* _Your goal_: Copy out each line of the listing below that contains the string "chart".

+++ Provided data

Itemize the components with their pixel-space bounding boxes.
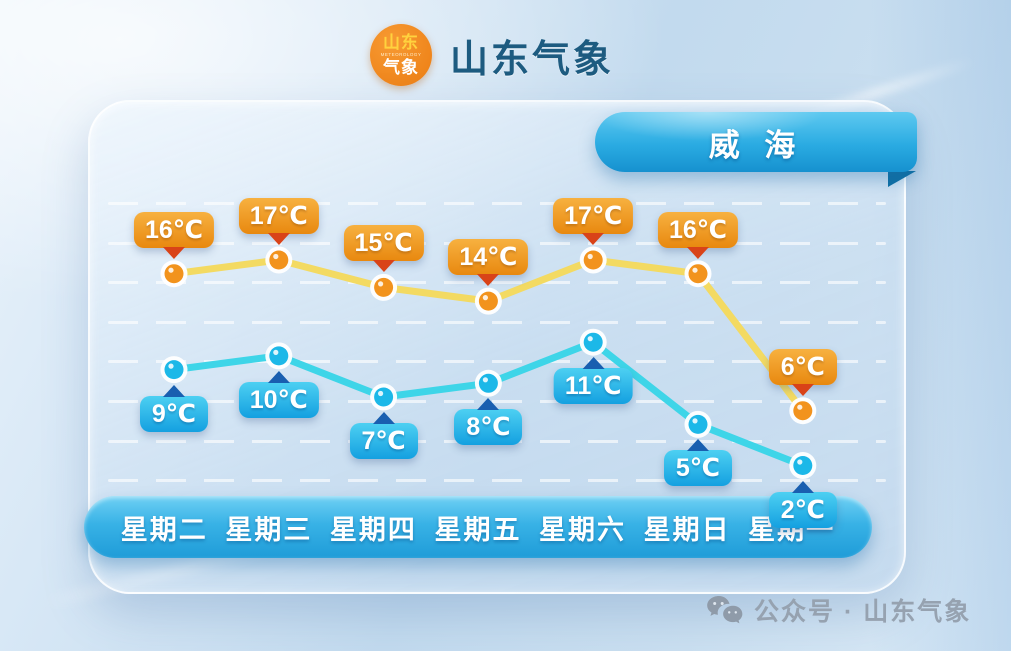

++++++
+++ Provided data

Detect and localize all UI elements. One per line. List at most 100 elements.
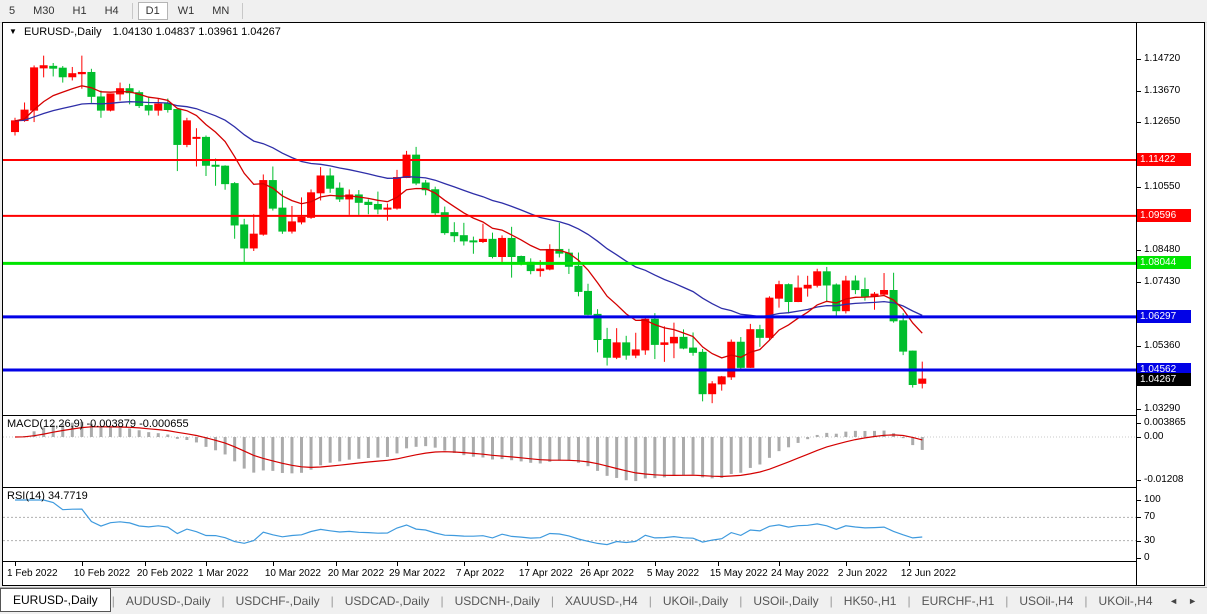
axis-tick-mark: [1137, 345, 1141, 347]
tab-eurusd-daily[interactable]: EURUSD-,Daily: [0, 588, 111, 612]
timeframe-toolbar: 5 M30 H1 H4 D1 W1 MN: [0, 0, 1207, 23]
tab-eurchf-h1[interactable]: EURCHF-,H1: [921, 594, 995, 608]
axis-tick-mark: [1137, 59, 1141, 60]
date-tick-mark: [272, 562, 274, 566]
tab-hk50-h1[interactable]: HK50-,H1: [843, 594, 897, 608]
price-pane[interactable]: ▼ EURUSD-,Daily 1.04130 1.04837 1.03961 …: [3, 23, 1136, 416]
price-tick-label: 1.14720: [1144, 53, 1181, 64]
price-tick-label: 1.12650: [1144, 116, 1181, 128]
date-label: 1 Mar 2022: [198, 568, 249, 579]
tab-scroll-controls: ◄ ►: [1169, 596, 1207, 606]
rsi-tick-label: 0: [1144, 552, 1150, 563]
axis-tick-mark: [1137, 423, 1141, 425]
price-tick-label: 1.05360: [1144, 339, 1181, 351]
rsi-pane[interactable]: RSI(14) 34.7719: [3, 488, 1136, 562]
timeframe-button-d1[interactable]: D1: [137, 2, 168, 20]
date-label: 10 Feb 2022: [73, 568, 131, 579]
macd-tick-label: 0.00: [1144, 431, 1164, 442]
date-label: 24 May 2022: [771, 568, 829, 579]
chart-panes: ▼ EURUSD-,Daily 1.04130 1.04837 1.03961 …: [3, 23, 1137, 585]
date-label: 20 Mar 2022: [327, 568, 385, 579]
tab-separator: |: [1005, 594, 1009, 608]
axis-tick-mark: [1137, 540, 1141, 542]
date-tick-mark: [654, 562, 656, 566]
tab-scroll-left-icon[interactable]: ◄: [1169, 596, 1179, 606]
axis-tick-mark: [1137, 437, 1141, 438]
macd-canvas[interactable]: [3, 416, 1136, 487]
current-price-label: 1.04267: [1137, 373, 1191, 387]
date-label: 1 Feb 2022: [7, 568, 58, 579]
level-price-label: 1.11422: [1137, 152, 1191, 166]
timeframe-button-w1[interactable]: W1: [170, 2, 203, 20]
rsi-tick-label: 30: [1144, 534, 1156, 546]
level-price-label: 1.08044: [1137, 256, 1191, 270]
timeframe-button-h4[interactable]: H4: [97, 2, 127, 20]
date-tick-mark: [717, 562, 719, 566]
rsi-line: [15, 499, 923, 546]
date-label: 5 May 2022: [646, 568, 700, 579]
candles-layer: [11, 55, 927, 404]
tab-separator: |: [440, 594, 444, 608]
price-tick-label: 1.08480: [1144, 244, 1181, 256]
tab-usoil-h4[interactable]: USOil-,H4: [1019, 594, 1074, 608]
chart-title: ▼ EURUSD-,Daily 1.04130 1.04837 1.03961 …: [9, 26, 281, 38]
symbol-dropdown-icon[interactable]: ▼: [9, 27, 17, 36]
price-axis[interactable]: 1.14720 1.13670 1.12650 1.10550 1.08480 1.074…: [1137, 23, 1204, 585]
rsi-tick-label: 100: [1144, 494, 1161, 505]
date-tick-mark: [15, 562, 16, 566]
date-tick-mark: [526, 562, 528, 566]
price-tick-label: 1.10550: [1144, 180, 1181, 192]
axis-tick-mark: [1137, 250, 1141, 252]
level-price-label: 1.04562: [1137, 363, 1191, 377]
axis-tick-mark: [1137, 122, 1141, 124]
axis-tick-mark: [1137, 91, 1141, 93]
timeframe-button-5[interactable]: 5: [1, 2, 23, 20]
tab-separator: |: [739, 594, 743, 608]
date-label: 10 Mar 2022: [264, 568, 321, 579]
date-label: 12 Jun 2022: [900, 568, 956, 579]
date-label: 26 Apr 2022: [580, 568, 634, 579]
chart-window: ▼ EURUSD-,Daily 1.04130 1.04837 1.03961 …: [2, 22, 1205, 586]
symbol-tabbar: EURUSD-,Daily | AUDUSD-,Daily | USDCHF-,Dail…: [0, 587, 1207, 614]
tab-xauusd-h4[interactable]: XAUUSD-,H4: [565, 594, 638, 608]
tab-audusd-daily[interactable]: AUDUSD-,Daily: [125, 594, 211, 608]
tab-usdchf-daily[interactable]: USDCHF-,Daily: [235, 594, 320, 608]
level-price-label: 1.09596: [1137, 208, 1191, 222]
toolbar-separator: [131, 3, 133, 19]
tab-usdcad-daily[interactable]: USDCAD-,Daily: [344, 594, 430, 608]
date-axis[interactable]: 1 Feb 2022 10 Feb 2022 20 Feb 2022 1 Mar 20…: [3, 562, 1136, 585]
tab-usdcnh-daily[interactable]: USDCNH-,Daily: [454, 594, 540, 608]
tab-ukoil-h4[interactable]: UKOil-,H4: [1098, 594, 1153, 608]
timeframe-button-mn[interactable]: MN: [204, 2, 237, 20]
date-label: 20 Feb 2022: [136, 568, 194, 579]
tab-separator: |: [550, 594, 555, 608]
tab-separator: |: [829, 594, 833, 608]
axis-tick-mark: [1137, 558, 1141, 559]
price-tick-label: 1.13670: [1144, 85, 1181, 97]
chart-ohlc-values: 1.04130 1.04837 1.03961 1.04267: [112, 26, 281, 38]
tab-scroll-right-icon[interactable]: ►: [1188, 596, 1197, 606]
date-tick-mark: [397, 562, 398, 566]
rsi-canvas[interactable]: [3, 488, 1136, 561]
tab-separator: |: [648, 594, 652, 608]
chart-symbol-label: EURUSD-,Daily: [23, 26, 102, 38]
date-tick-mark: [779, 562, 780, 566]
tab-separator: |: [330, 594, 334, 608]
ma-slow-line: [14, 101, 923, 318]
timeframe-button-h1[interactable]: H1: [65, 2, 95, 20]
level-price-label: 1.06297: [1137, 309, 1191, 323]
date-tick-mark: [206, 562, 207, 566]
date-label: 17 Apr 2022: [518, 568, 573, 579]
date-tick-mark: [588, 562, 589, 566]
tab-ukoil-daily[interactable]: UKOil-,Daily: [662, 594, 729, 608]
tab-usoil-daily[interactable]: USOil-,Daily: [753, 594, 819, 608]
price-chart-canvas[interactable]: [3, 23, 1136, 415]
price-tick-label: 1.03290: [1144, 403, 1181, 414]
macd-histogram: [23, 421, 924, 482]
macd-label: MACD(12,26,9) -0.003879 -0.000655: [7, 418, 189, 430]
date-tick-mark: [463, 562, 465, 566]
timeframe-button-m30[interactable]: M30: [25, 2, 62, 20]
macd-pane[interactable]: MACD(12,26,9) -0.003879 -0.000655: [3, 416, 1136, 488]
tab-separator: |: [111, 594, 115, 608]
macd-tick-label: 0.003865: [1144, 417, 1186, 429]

++++++

* _Correct answer_:
chart-panes: ▼ EURUSD-,Daily 1.04130 1.04837 1.03961 …: [3, 23, 1137, 585]
chart-title: ▼ EURUSD-,Daily 1.04130 1.04837 1.03961 …: [9, 26, 281, 38]
chart-window: ▼ EURUSD-,Daily 1.04130 1.04837 1.03961 …: [2, 22, 1205, 586]
chart-ohlc-values: 1.04130 1.04837 1.03961 1.04267: [112, 26, 281, 38]
chart-symbol-label: EURUSD-,Daily: [23, 26, 102, 38]
price-chart-canvas[interactable]: [3, 23, 1136, 415]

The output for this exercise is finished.